→ Directions: All lines in which the word "Location" occurs are to be extracted.

→ Material for the task:

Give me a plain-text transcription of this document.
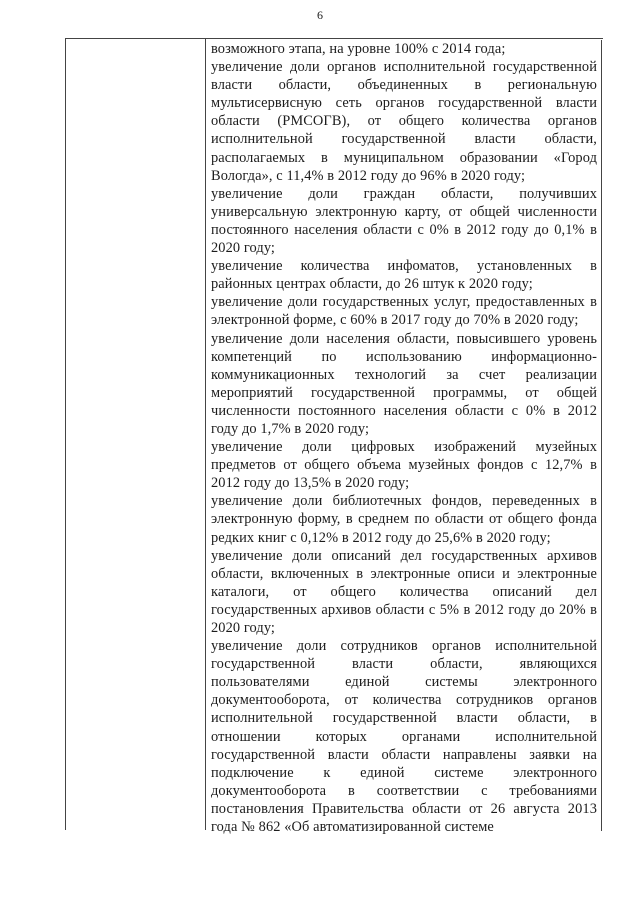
6

возможного этапа, на уровне 100% с 2014 года;

увеличение доли органов исполнительной государственной власти области, объединенных в региональную мультисервисную сеть органов государственной власти области (РМСОГВ), от общего количества органов исполнительной государственной власти области, располагаемых в муниципальном образовании «Город Вологда», с 11,4% в 2012 году до 96% в 2020 году;

увеличение доли граждан области, получивших универсальную электронную карту, от общей численности постоянного населения области с 0% в 2012 году до 0,1% в 2020 году;

увеличение количества инфоматов, установленных в районных центрах области, до 26 штук к 2020 году;

увеличение доли государственных услуг, предоставленных в электронной форме, с 60% в 2017 году до 70% в 2020 году;

увеличение доли населения области, повысившего уровень компетенций по использованию информационно-коммуникационных технологий за счет реализации мероприятий государственной программы, от общей численности постоянного населения области с 0% в 2012 году до 1,7% в 2020 году;

увеличение доли цифровых изображений музейных предметов от общего объема музейных фондов с 12,7% в 2012 году до 13,5% в 2020 году;

увеличение доли библиотечных фондов, переведенных в электронную форму, в среднем по области от общего фонда редких книг с 0,12% в 2012 году до 25,6% в 2020 году;

увеличение доли описаний дел государственных архивов области, включенных в электронные описи и электронные каталоги, от общего количества описаний дел государственных архивов области с 5% в 2012 году до 20% в 2020 году;

увеличение доли сотрудников органов исполнительной государственной власти области, являющихся пользователями единой системы электронного документооборота, от количества сотрудников органов исполнительной государственной власти области, в отношении которых органами исполнительной государственной власти области направлены заявки на подключение к единой системе электронного документооборота в соответствии с требованиями постановления Правительства области от 26 августа 2013 года № 862 «Об автоматизированной системе
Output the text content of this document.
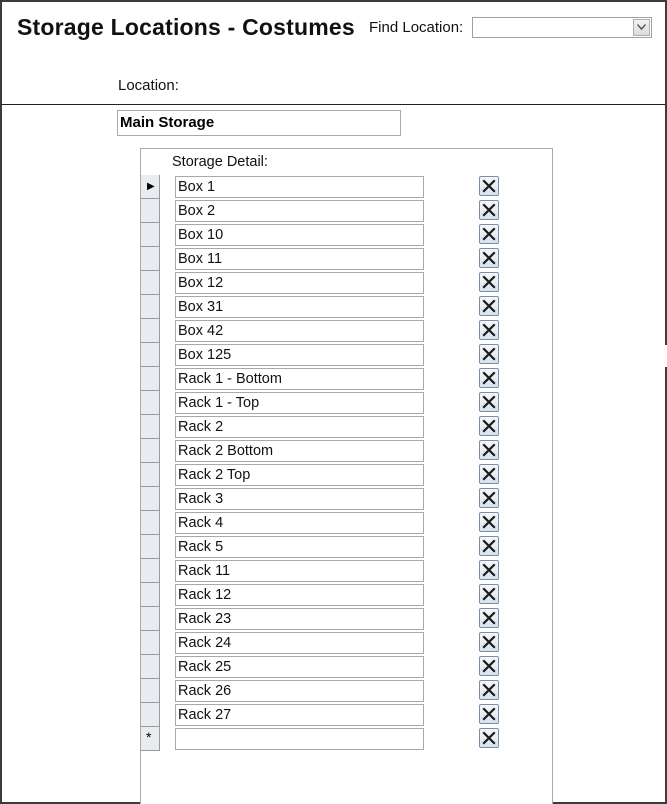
Storage Locations - Costumes Find Location:
Location:
Main Storage
Storage Detail:
▶ Box 1
Box 2
Box 10
Box 11
Box 12
Box 31
Box 42
Box 125
Rack 1 - Bottom
Rack 1 - Top
Rack 2
Rack 2 Bottom
Rack 2 Top
Rack 3
Rack 4
Rack 5
Rack 11
Rack 12
Rack 23
Rack 24
Rack 25
Rack 26
Rack 27
*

→ Answer for the task:
Storage Locations - Costumes Find Location:
Location:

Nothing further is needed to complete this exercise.